**Assigned task:** A word-for-word copy is needed of the line containing "Transcribe this image's" and every line after it through the end of the records below, leaving out all pictures.
#### Records ####
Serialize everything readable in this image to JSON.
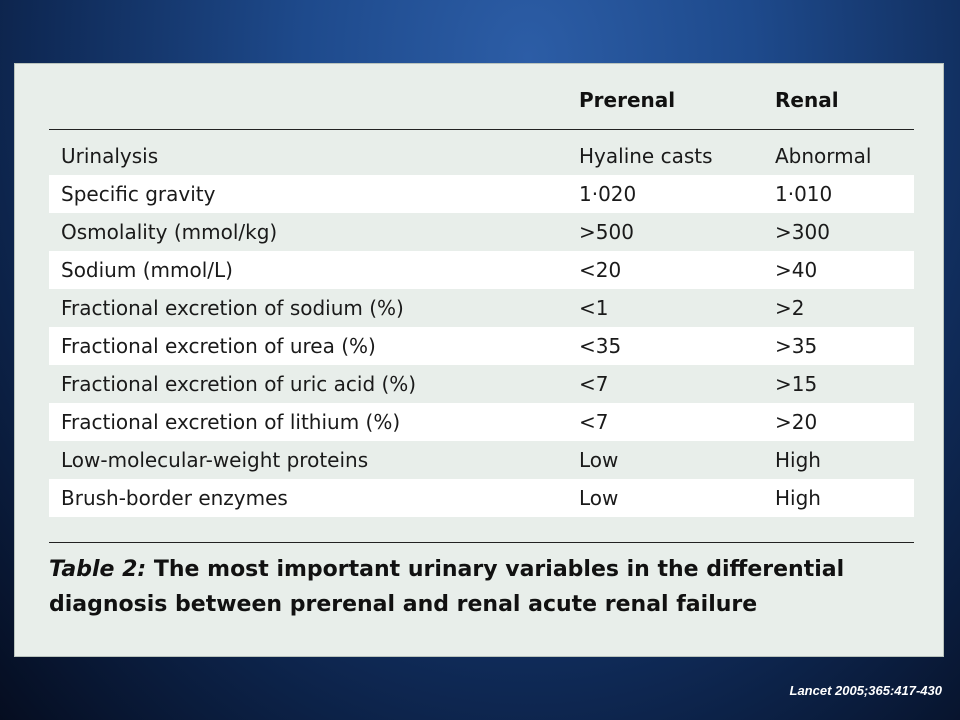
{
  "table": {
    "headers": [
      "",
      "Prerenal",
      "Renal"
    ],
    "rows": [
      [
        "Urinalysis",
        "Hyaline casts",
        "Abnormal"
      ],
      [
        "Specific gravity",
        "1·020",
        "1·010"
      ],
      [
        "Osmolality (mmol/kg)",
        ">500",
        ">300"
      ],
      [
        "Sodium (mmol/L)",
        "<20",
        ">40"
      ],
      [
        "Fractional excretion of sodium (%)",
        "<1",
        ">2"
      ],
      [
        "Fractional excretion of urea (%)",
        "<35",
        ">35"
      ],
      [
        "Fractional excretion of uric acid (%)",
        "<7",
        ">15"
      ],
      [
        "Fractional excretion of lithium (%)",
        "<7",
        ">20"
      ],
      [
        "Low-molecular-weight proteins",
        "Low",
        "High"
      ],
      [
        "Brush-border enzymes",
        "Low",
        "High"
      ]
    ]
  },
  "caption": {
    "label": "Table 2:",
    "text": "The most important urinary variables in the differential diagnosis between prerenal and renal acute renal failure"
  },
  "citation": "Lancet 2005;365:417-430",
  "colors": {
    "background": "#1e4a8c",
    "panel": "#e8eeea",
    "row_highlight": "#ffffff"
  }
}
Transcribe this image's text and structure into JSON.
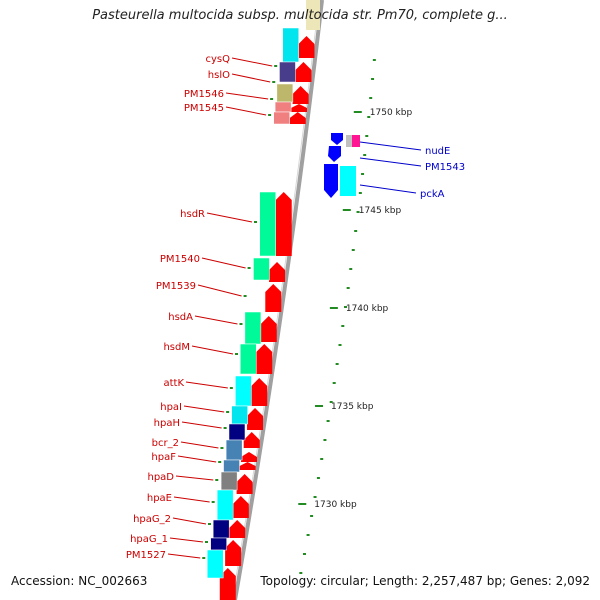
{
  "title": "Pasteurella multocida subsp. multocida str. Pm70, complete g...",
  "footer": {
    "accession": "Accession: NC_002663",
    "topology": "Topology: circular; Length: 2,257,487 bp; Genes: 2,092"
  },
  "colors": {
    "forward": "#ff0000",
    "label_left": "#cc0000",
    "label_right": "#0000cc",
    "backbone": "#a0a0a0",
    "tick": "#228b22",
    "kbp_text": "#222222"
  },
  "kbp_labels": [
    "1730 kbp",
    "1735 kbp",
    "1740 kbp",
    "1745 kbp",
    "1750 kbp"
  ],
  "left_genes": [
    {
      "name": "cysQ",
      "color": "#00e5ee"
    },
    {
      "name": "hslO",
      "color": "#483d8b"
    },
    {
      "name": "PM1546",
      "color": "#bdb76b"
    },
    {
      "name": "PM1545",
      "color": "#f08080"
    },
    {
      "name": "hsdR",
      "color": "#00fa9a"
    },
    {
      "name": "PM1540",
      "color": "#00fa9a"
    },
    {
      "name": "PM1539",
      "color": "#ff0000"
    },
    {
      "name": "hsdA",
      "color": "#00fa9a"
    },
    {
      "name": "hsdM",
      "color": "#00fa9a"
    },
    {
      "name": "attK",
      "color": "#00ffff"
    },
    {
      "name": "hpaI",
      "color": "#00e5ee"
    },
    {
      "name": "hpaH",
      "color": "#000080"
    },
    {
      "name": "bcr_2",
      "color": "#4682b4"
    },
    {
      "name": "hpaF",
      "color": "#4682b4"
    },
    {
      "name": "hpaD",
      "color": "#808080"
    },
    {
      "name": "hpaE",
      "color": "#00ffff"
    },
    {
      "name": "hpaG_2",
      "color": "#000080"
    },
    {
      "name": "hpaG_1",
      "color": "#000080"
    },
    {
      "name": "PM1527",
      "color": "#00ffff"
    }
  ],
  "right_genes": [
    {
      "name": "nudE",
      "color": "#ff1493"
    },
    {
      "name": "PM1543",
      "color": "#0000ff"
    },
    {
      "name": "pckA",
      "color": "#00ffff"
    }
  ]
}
####
**Exercise response:**
Transcribe this image's text and structure into JSON.
{
  "title": "Pasteurella multocida subsp. multocida str. Pm70, complete g...",
  "footer": {
    "accession": "Accession: NC_002663",
    "topology": "Topology: circular; Length: 2,257,487 bp; Genes: 2,092"
  },
  "colors": {
    "forward": "#ff0000",
    "label_left": "#cc0000",
    "label_right": "#0000cc",
    "backbone": "#a0a0a0",
    "tick": "#228b22",
    "kbp_text": "#222222"
  },
  "kbp_labels": [
    "1730 kbp",
    "1735 kbp",
    "1740 kbp",
    "1745 kbp",
    "1750 kbp"
  ],
  "left_genes": [
    {
      "name": "cysQ",
      "color": "#00e5ee"
    },
    {
      "name": "hslO",
      "color": "#483d8b"
    },
    {
      "name": "PM1546",
      "color": "#bdb76b"
    },
    {
      "name": "PM1545",
      "color": "#f08080"
    },
    {
      "name": "hsdR",
      "color": "#00fa9a"
    },
    {
      "name": "PM1540",
      "color": "#00fa9a"
    },
    {
      "name": "PM1539",
      "color": "#ff0000"
    },
    {
      "name": "hsdA",
      "color": "#00fa9a"
    },
    {
      "name": "hsdM",
      "color": "#00fa9a"
    },
    {
      "name": "attK",
      "color": "#00ffff"
    },
    {
      "name": "hpaI",
      "color": "#00e5ee"
    },
    {
      "name": "hpaH",
      "color": "#000080"
    },
    {
      "name": "bcr_2",
      "color": "#4682b4"
    },
    {
      "name": "hpaF",
      "color": "#4682b4"
    },
    {
      "name": "hpaD",
      "color": "#808080"
    },
    {
      "name": "hpaE",
      "color": "#00ffff"
    },
    {
      "name": "hpaG_2",
      "color": "#000080"
    },
    {
      "name": "hpaG_1",
      "color": "#000080"
    },
    {
      "name": "PM1527",
      "color": "#00ffff"
    }
  ],
  "right_genes": [
    {
      "name": "nudE",
      "color": "#ff1493"
    },
    {
      "name": "PM1543",
      "color": "#0000ff"
    },
    {
      "name": "pckA",
      "color": "#00ffff"
    }
  ]
}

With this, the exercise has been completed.